*The problem*
Find each line with the word "this" and state how many there are, nothing more.

** START Stored records **

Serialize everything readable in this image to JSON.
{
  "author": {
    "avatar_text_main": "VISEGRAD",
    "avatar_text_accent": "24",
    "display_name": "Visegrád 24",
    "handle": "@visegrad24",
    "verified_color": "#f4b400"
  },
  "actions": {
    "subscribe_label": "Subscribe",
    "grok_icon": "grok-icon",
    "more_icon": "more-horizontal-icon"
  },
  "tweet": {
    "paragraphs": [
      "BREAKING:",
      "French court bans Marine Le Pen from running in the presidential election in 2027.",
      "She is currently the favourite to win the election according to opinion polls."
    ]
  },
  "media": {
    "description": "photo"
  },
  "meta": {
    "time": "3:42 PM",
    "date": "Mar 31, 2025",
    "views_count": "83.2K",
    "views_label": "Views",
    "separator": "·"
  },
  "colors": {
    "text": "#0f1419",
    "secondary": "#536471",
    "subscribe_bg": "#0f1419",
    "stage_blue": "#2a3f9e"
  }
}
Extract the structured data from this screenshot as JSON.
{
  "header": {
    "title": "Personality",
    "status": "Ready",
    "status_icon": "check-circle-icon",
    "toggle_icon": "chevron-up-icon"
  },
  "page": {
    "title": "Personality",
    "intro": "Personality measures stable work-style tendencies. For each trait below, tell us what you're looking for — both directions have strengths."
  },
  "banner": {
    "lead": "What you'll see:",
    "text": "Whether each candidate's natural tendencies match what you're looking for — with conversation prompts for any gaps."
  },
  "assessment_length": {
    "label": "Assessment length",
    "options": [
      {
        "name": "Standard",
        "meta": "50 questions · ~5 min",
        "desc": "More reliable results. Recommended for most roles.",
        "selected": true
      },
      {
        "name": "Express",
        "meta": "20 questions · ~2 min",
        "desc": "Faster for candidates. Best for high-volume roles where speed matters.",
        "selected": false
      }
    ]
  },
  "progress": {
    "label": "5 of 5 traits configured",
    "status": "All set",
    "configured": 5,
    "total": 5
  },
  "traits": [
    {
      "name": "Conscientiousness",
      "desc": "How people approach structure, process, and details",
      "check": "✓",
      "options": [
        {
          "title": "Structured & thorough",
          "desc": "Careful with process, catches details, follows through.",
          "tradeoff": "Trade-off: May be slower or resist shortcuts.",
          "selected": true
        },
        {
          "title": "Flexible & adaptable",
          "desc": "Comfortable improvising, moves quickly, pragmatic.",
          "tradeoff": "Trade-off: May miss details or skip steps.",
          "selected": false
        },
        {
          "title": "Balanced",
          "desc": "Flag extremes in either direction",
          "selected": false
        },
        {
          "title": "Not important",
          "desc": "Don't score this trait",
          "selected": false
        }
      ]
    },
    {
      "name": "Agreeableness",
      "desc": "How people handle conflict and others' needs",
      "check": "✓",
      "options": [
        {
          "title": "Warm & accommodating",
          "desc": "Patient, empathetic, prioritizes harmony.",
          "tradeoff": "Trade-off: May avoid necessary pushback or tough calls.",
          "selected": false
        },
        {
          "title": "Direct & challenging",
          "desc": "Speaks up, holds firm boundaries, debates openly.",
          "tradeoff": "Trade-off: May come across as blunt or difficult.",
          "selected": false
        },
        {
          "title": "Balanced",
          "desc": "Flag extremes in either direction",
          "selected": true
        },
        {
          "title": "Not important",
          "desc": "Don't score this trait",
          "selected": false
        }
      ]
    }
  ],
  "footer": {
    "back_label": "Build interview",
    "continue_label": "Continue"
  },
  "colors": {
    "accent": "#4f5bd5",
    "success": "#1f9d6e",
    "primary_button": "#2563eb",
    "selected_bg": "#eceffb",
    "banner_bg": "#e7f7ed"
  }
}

** END Stored records **

*Final result*
4